## WHAT YOU HAVE TO DO:
Without including any images, repeat the data exactly.

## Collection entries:
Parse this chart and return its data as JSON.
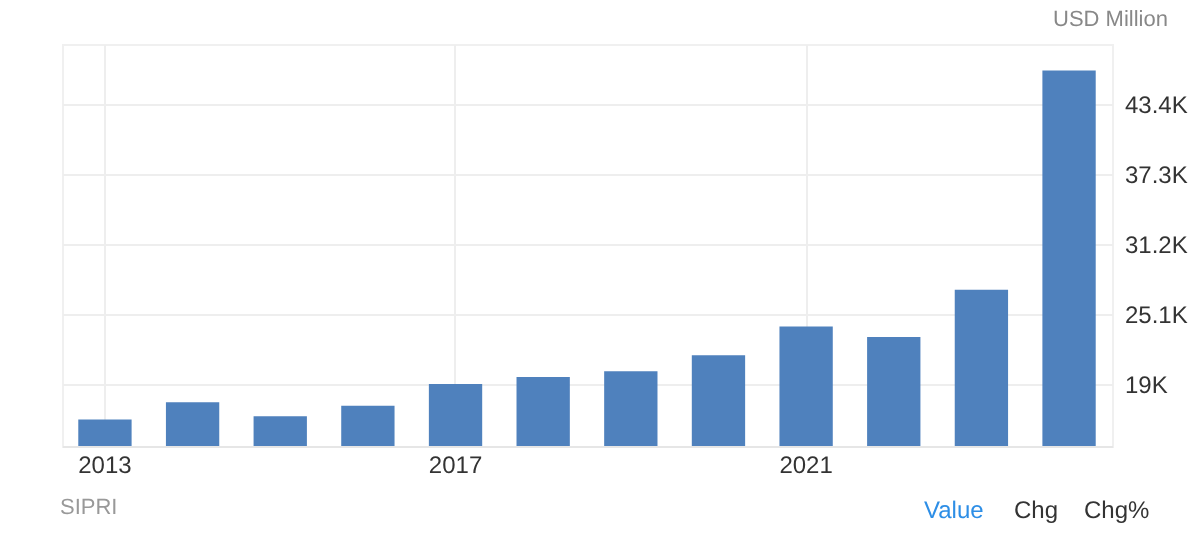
{
  "chart_data": {
    "type": "bar",
    "ylabel": "USD Million",
    "categories": [
      "2013",
      null,
      null,
      null,
      "2017",
      null,
      null,
      null,
      "2021",
      null,
      null,
      null
    ],
    "values": [
      15900,
      17400,
      16200,
      17100,
      19000,
      19600,
      20100,
      21500,
      24000,
      23100,
      27200,
      46300
    ],
    "color": "#4f81bd",
    "ylim": [
      13600,
      48600
    ],
    "yticks": [
      {
        "value": 19000,
        "label": "19K"
      },
      {
        "value": 25100,
        "label": "25.1K"
      },
      {
        "value": 31200,
        "label": "31.2K"
      },
      {
        "value": 37300,
        "label": "37.3K"
      },
      {
        "value": 43400,
        "label": "43.4K"
      }
    ],
    "grid": true,
    "annotations": [
      "SIPRI",
      "Value",
      "Chg",
      "Chg%"
    ]
  }
}
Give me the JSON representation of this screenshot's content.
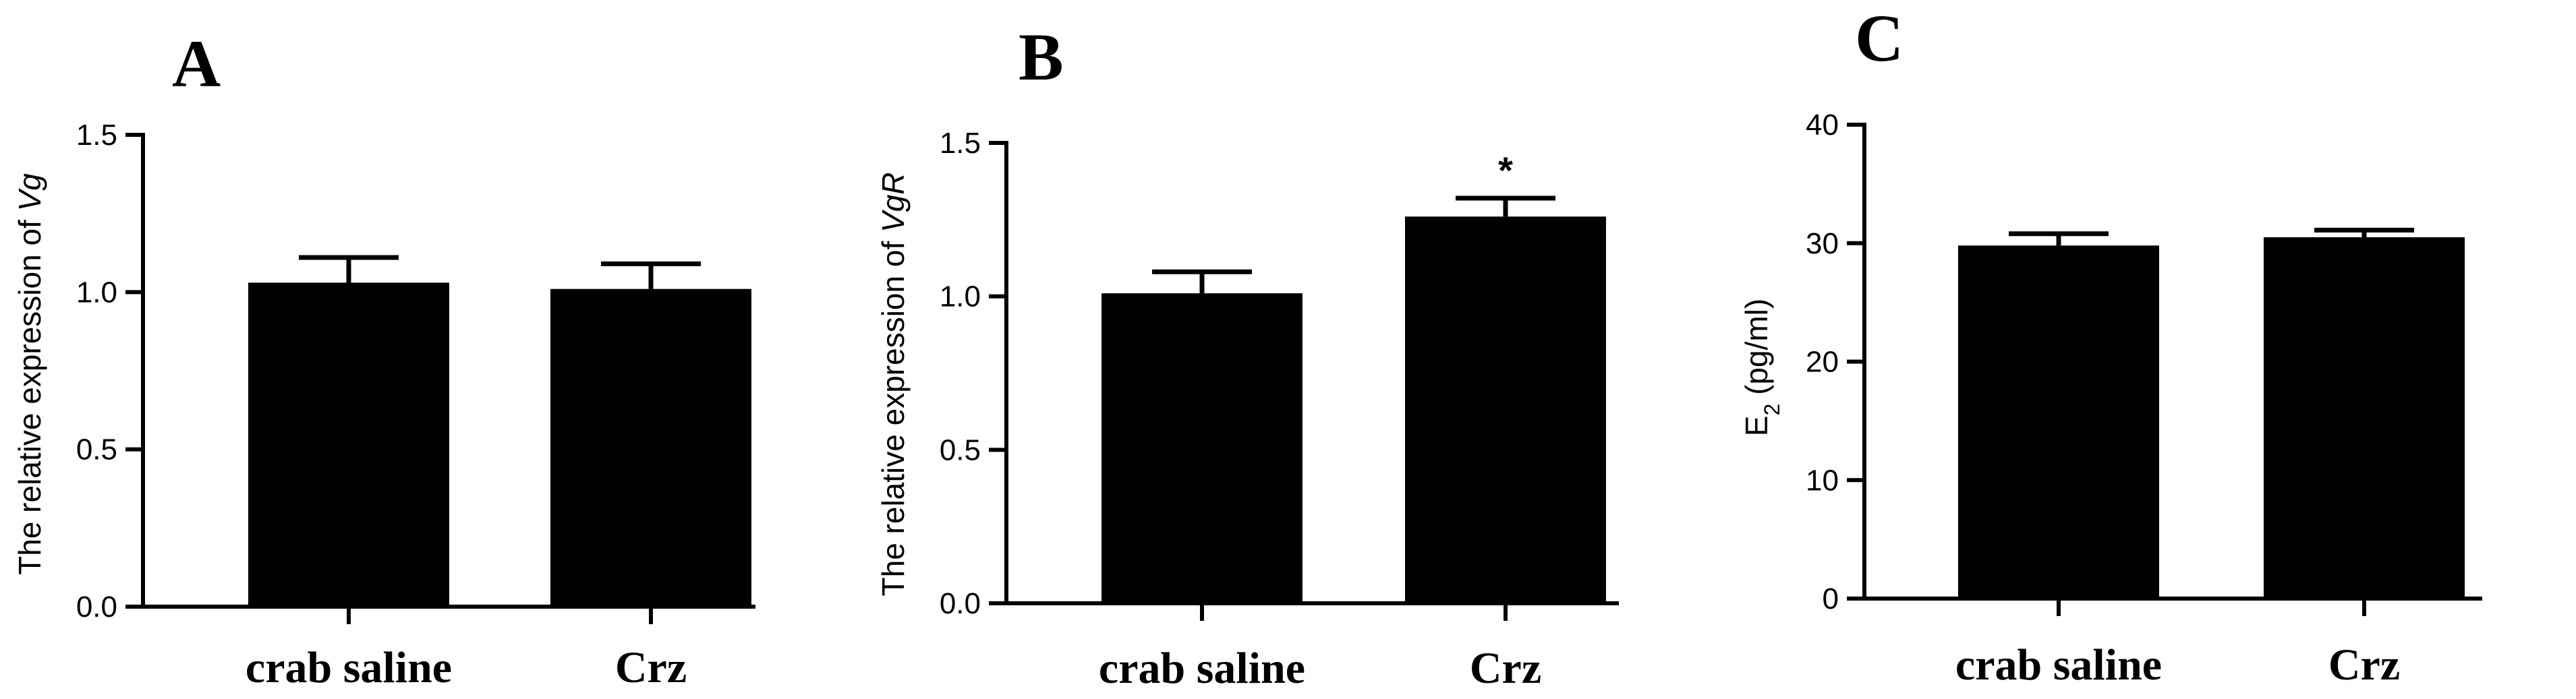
{
  "chart_data": [
    {
      "type": "bar",
      "panel": "A",
      "title": "",
      "ylabel_prefix": "The relative expression of ",
      "ylabel_gene": "Vg",
      "categories": [
        "crab saline",
        "Crz"
      ],
      "values": [
        1.03,
        1.01
      ],
      "errors": [
        0.08,
        0.08
      ],
      "annotations": [
        "",
        ""
      ],
      "ylim": [
        0,
        1.5
      ],
      "yticks": [
        0,
        0.5,
        1.0,
        1.5
      ],
      "ytick_labels": [
        "0.0",
        "0.5",
        "1.0",
        "1.5"
      ],
      "grid": false,
      "colors": {
        "bar": "#000000"
      }
    },
    {
      "type": "bar",
      "panel": "B",
      "title": "",
      "ylabel_prefix": "The relative expression of ",
      "ylabel_gene": "VgR",
      "categories": [
        "crab saline",
        "Crz"
      ],
      "values": [
        1.01,
        1.26
      ],
      "errors": [
        0.07,
        0.06
      ],
      "annotations": [
        "",
        "*"
      ],
      "ylim": [
        0,
        1.5
      ],
      "yticks": [
        0,
        0.5,
        1.0,
        1.5
      ],
      "ytick_labels": [
        "0.0",
        "0.5",
        "1.0",
        "1.5"
      ],
      "grid": false,
      "colors": {
        "bar": "#000000"
      }
    },
    {
      "type": "bar",
      "panel": "C",
      "title": "",
      "ylabel_base": "E",
      "ylabel_sub": "2",
      "ylabel_rest": " (pg/ml)",
      "categories": [
        "crab saline",
        "Crz"
      ],
      "values": [
        29.8,
        30.5
      ],
      "errors": [
        1.0,
        0.6
      ],
      "annotations": [
        "",
        ""
      ],
      "ylim": [
        0,
        40
      ],
      "yticks": [
        0,
        10,
        20,
        30,
        40
      ],
      "ytick_labels": [
        "0",
        "10",
        "20",
        "30",
        "40"
      ],
      "grid": false,
      "colors": {
        "bar": "#000000"
      }
    }
  ]
}
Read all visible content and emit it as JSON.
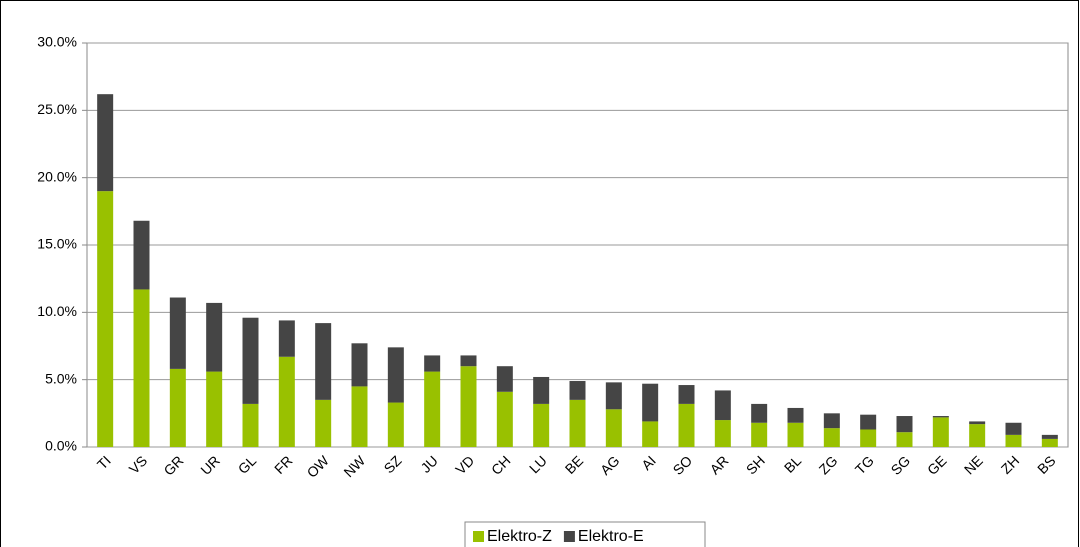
{
  "chart_data": {
    "type": "stacked_bar",
    "categories": [
      "TI",
      "VS",
      "GR",
      "UR",
      "GL",
      "FR",
      "OW",
      "NW",
      "SZ",
      "JU",
      "VD",
      "CH",
      "LU",
      "BE",
      "AG",
      "AI",
      "SO",
      "AR",
      "SH",
      "BL",
      "ZG",
      "TG",
      "SG",
      "GE",
      "NE",
      "ZH",
      "BS"
    ],
    "series": [
      {
        "name": "Elektro-Z",
        "color": "#99c100",
        "values": [
          19.0,
          11.7,
          5.8,
          5.6,
          3.2,
          6.7,
          3.5,
          4.5,
          3.3,
          5.6,
          6.0,
          4.1,
          3.2,
          3.5,
          2.8,
          1.9,
          3.2,
          2.0,
          1.8,
          1.8,
          1.4,
          1.3,
          1.1,
          2.2,
          1.7,
          0.9,
          0.6
        ]
      },
      {
        "name": "Elektro-E",
        "color": "#454545",
        "values": [
          7.2,
          5.1,
          5.3,
          5.1,
          6.4,
          2.7,
          5.7,
          3.2,
          4.1,
          1.2,
          0.8,
          1.9,
          2.0,
          1.4,
          2.0,
          2.8,
          1.4,
          2.2,
          1.4,
          1.1,
          1.1,
          1.1,
          1.2,
          0.1,
          0.2,
          0.9,
          0.3
        ]
      }
    ],
    "ylim": [
      0,
      30
    ],
    "yticks": [
      {
        "value": 0,
        "label": "0.0%"
      },
      {
        "value": 5,
        "label": "5.0%"
      },
      {
        "value": 10,
        "label": "10.0%"
      },
      {
        "value": 15,
        "label": "15.0%"
      },
      {
        "value": 20,
        "label": "20.0%"
      },
      {
        "value": 25,
        "label": "25.0%"
      },
      {
        "value": 30,
        "label": "30.0%"
      }
    ],
    "grid": true,
    "legend": "bottom"
  }
}
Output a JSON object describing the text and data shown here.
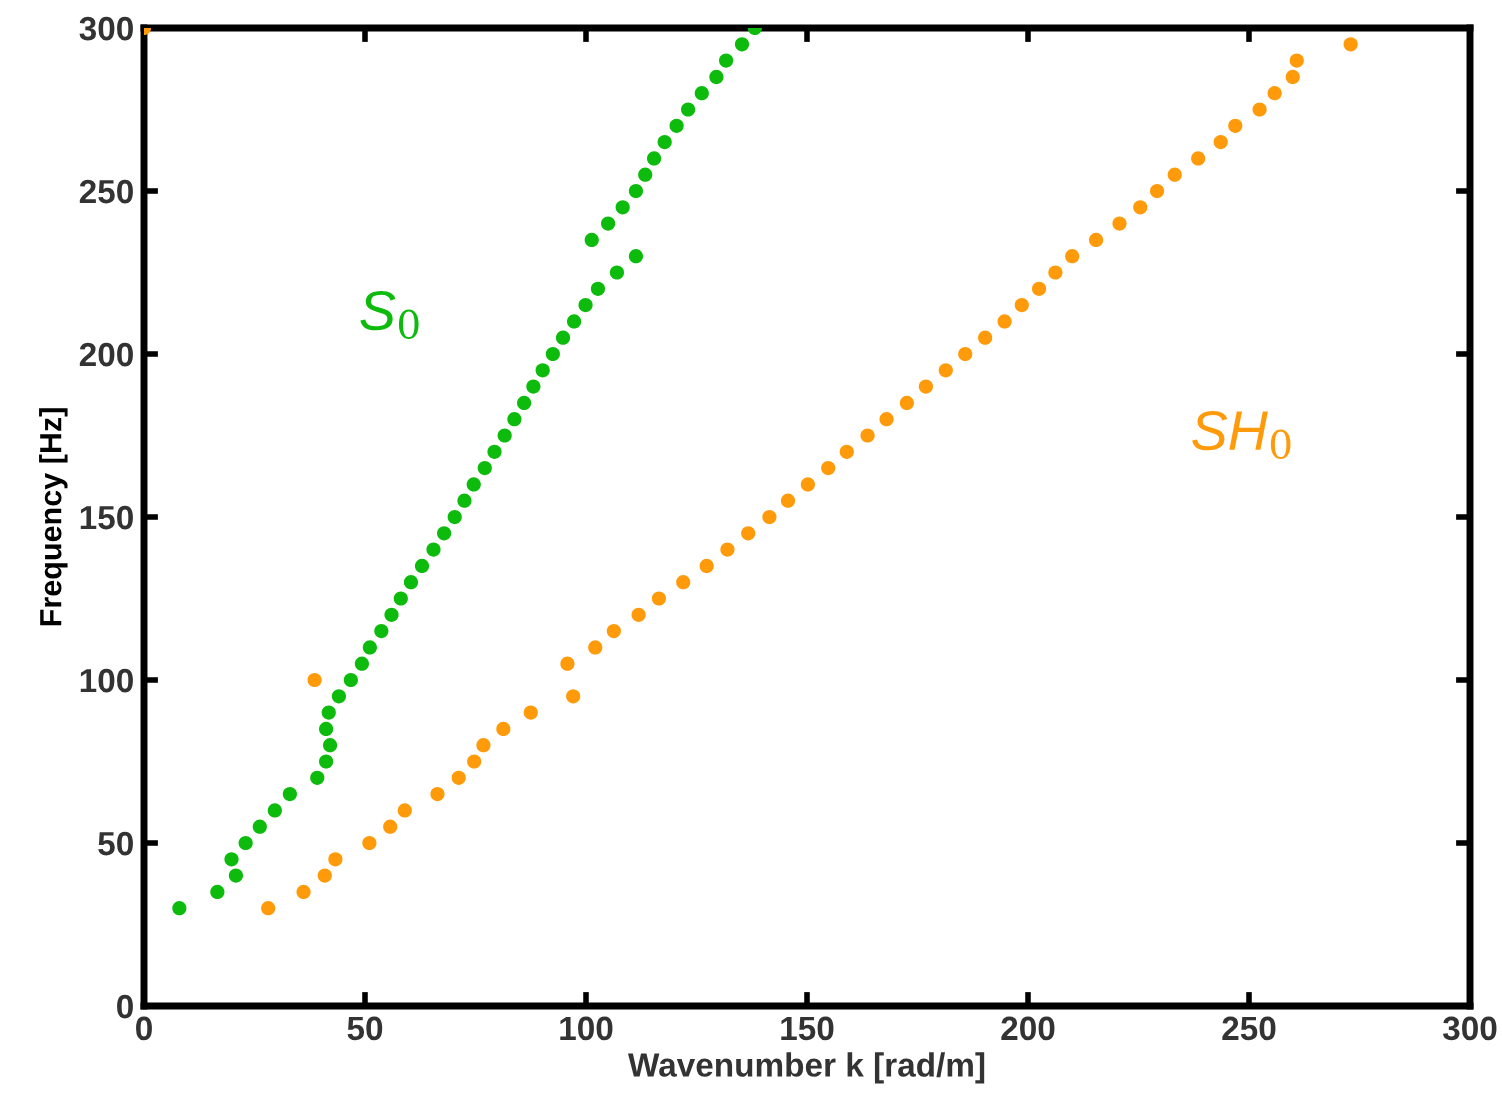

## COMPLETED TASK:
Parse this chart and return its data as JSON.
{
  "chart_data": {
    "type": "bar",
    "ylabel": "USD Million",
    "categories": [
      "2013",
      null,
      null,
      null,
      "2017",
      null,
      null,
      null,
      "2021",
      null,
      null,
      null
    ],
    "values": [
      15900,
      17400,
      16200,
      17100,
      19000,
      19600,
      20100,
      21500,
      24000,
      23100,
      27200,
      46300
    ],
    "color": "#4f81bd",
    "ylim": [
      13600,
      48600
    ],
    "yticks": [
      {
        "value": 19000,
        "label": "19K"
      },
      {
        "value": 25100,
        "label": "25.1K"
      },
      {
        "value": 31200,
        "label": "31.2K"
      },
      {
        "value": 37300,
        "label": "37.3K"
      },
      {
        "value": 43400,
        "label": "43.4K"
      }
    ],
    "grid": true,
    "annotations": [
      "SIPRI",
      "Value",
      "Chg",
      "Chg%"
    ]
  }
}
Give me the JSON representation of this screenshot's content.
{
  "chart_data": [
    {
      "type": "bar",
      "panel": "A",
      "title": "",
      "ylabel_prefix": "The relative expression of ",
      "ylabel_gene": "Vg",
      "categories": [
        "crab saline",
        "Crz"
      ],
      "values": [
        1.03,
        1.01
      ],
      "errors": [
        0.08,
        0.08
      ],
      "annotations": [
        "",
        ""
      ],
      "ylim": [
        0,
        1.5
      ],
      "yticks": [
        0,
        0.5,
        1.0,
        1.5
      ],
      "ytick_labels": [
        "0.0",
        "0.5",
        "1.0",
        "1.5"
      ],
      "grid": false,
      "colors": {
        "bar": "#000000"
      }
    },
    {
      "type": "bar",
      "panel": "B",
      "title": "",
      "ylabel_prefix": "The relative expression of ",
      "ylabel_gene": "VgR",
      "categories": [
        "crab saline",
        "Crz"
      ],
      "values": [
        1.01,
        1.26
      ],
      "errors": [
        0.07,
        0.06
      ],
      "annotations": [
        "",
        "*"
      ],
      "ylim": [
        0,
        1.5
      ],
      "yticks": [
        0,
        0.5,
        1.0,
        1.5
      ],
      "ytick_labels": [
        "0.0",
        "0.5",
        "1.0",
        "1.5"
      ],
      "grid": false,
      "colors": {
        "bar": "#000000"
      }
    },
    {
      "type": "bar",
      "panel": "C",
      "title": "",
      "ylabel_base": "E",
      "ylabel_sub": "2",
      "ylabel_rest": " (pg/ml)",
      "categories": [
        "crab saline",
        "Crz"
      ],
      "values": [
        29.8,
        30.5
      ],
      "errors": [
        1.0,
        0.6
      ],
      "annotations": [
        "",
        ""
      ],
      "ylim": [
        0,
        40
      ],
      "yticks": [
        0,
        10,
        20,
        30,
        40
      ],
      "ytick_labels": [
        "0",
        "10",
        "20",
        "30",
        "40"
      ],
      "grid": false,
      "colors": {
        "bar": "#000000"
      }
    }
  ]
}
Read all visible content and emit it as JSON.
{
  "chart_data": {
    "type": "stacked_bar",
    "categories": [
      "TI",
      "VS",
      "GR",
      "UR",
      "GL",
      "FR",
      "OW",
      "NW",
      "SZ",
      "JU",
      "VD",
      "CH",
      "LU",
      "BE",
      "AG",
      "AI",
      "SO",
      "AR",
      "SH",
      "BL",
      "ZG",
      "TG",
      "SG",
      "GE",
      "NE",
      "ZH",
      "BS"
    ],
    "series": [
      {
        "name": "Elektro-Z",
        "color": "#99c100",
        "values": [
          19.0,
          11.7,
          5.8,
          5.6,
          3.2,
          6.7,
          3.5,
          4.5,
          3.3,
          5.6,
          6.0,
          4.1,
          3.2,
          3.5,
          2.8,
          1.9,
          3.2,
          2.0,
          1.8,
          1.8,
          1.4,
          1.3,
          1.1,
          2.2,
          1.7,
          0.9,
          0.6
        ]
      },
      {
        "name": "Elektro-E",
        "color": "#454545",
        "values": [
          7.2,
          5.1,
          5.3,
          5.1,
          6.4,
          2.7,
          5.7,
          3.2,
          4.1,
          1.2,
          0.8,
          1.9,
          2.0,
          1.4,
          2.0,
          2.8,
          1.4,
          2.2,
          1.4,
          1.1,
          1.1,
          1.1,
          1.2,
          0.1,
          0.2,
          0.9,
          0.3
        ]
      }
    ],
    "ylim": [
      0,
      30
    ],
    "yticks": [
      {
        "value": 0,
        "label": "0.0%"
      },
      {
        "value": 5,
        "label": "5.0%"
      },
      {
        "value": 10,
        "label": "10.0%"
      },
      {
        "value": 15,
        "label": "15.0%"
      },
      {
        "value": 20,
        "label": "20.0%"
      },
      {
        "value": 25,
        "label": "25.0%"
      },
      {
        "value": 30,
        "label": "30.0%"
      }
    ],
    "grid": true,
    "legend": "bottom"
  }
}
Output a JSON object describing the text and data shown here.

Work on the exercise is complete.